## Task instructions
Carry the essay below on faith and the historical evidence for the Bible forward, beginning right after its final sentence.

## Extract to read
Why do bad things happen to good people?
Why do selfish people seemingly get rewarded?
Why does evil exist?
These are questions I've often thought about and I don't have full answers to all of them. Yet, I am a follower of Jesus Christ. Why?
Because Jesus was a historical person who's lived a life that was a fulfillment of prophecy written generations before he was born.
During his crucifixion by Roman soldiers, Jesus reminded the crowd of onlookers of that when he recited the opening line of Pslam 22: "My God! My God! Why have you forsaken me?" Which was a common teaching technique of Rabbi's when referring to a section of scripture. In this particular case, Jesus referred to a section of scripture likely written a 1000 years before he was born that predicted his crucifixion and ultimate victory (more on that later).
Though archeology can't prove much of the theological nature of the Bible, there is a surprising amount of archeological evidence for people, events, and places mentioned in the Bible. And I'm not talking the made up stuff I used to see in the national enquirer, but real peer-reviewed/studied stuff.
When historians are trying to determine the reliability of a historical document (a biography for example), one of the things they ask themselves is do we have physical evidence this place or this person mentioned in the document existed. The more pieces of physical evidence, the more reliable the document is thought to be.

## Data excerpt

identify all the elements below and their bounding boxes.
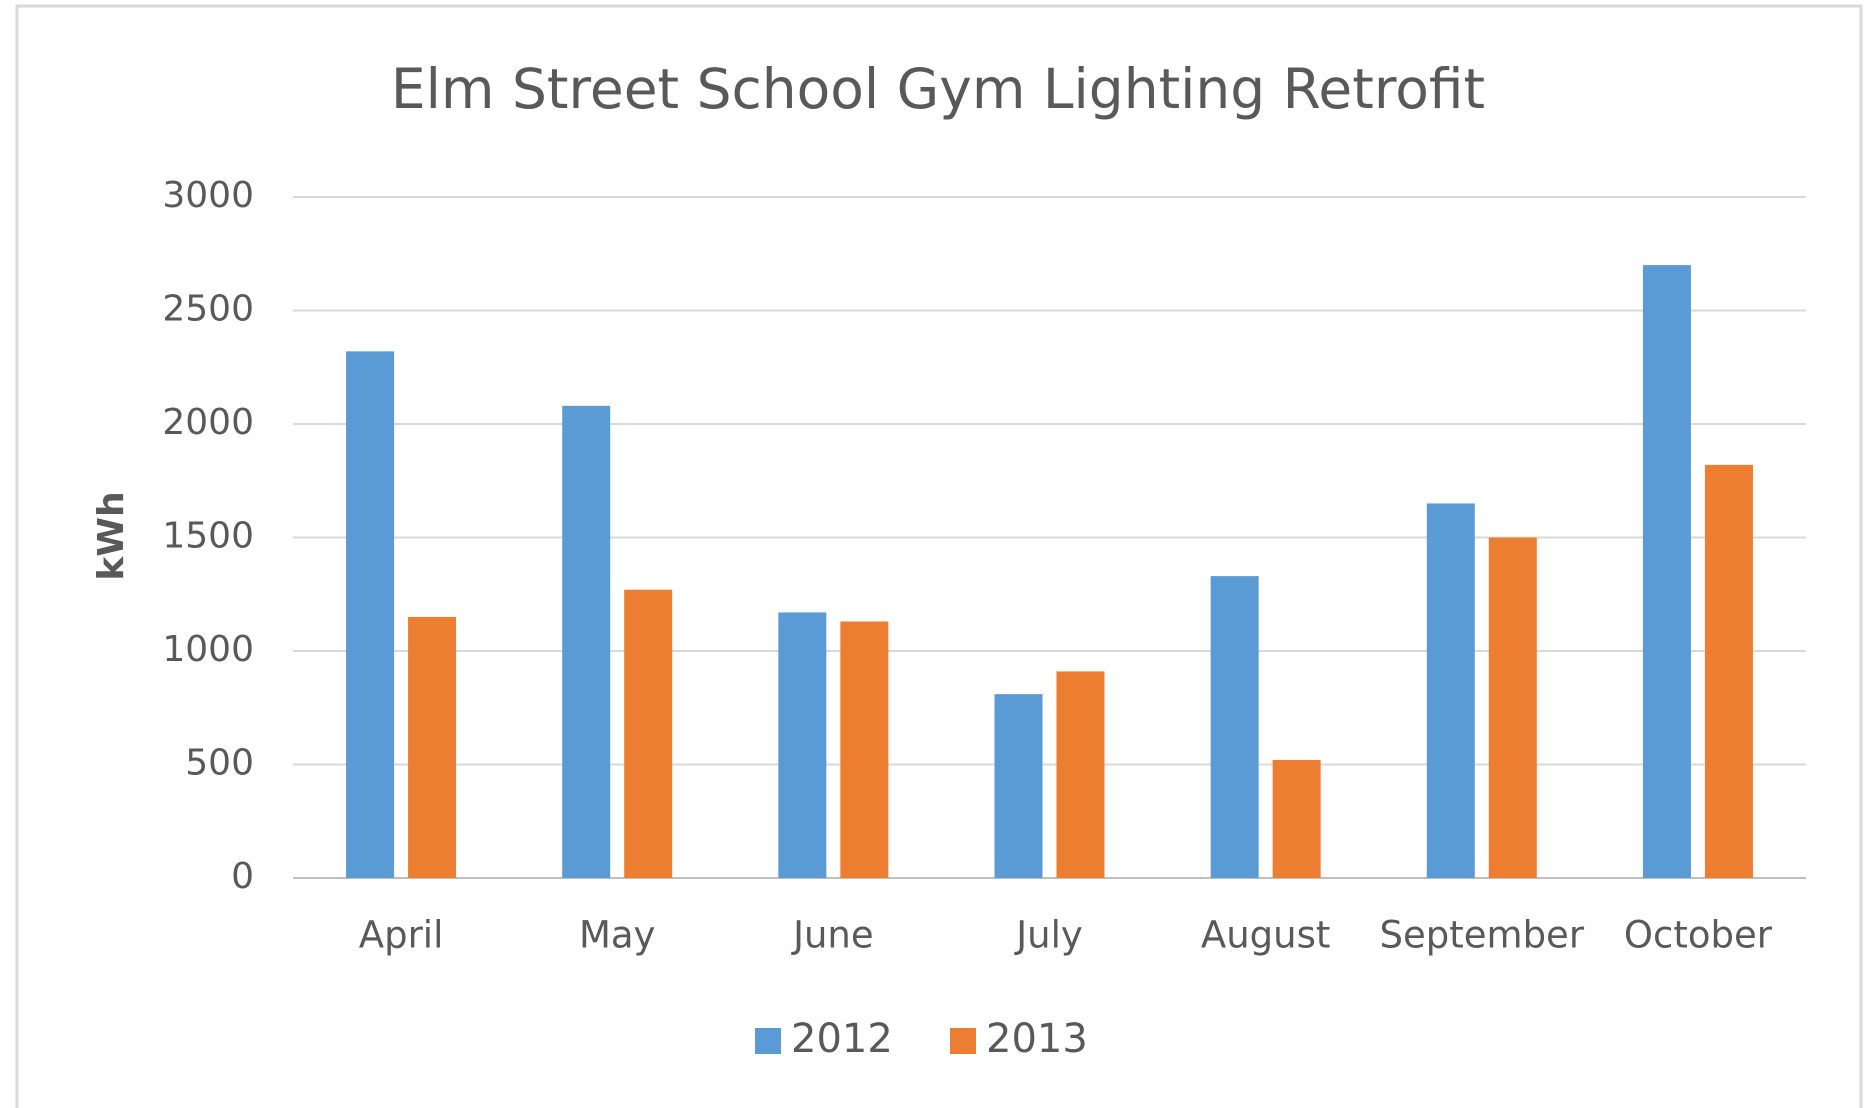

## Answer to this exercise
The first disciples of Jesus had to have witnessed something MIRACULOUS.
L. Ron Hubbard, the author of Battlefield Earth and founder of Scientology, famously said, "You don't get rich writing science fiction. If you want to get rich, you start a religion."
We've all seen his statement play out across the world, where the founders of cults and religions go on to exert an uncomfortable amount of control over their followers' personal lives and finances for their own benefit above all others.
If that kind of behavior is the rule, the first disciples of Christ are the exception. These people preached across their world facing persecution at every turn and in their time on Earth never reaped monetary or social rewards from it. In other words, they didn't get rich and powerful. In fact, most of Jesus's first disciples died horrible deaths because of their religion. So why preach at all? Because they witnessed something so miraculous and compelling they had to share it with others and in this case, they claimed it was the resurrected Jesus.
At this point, it's important to note that there's not a record of a single one of these disciples recanting their belief in Jesus's resurrection.
I consider myself to be a good person. I suppose most people do. But what if the standard for good enough to be with God is perfection? I try to treat people with respect and follow the golden rule but I know I'm not perfect. So where does that leave me?
If God is just, he must deal with my sins. Every. Single. One.
But I won't be alone. God will judge all of us. The rich man who bribed his way out of trouble or the scammers who stole thousands of dollars from my elderly grandmother will have to face God someday. And I imagine the hand of judgement won't be forgiving.
Unless it is.
Because someone already took that punishment for us.
And that's what Jesus's crucifixion was all about. The only perfect person, God in the flesh, took the judgment we all deserve. Like the shed blood of the perfect lambs used in Ancient Israel, Jesus's shed blood covers our sins. Every. Single. One.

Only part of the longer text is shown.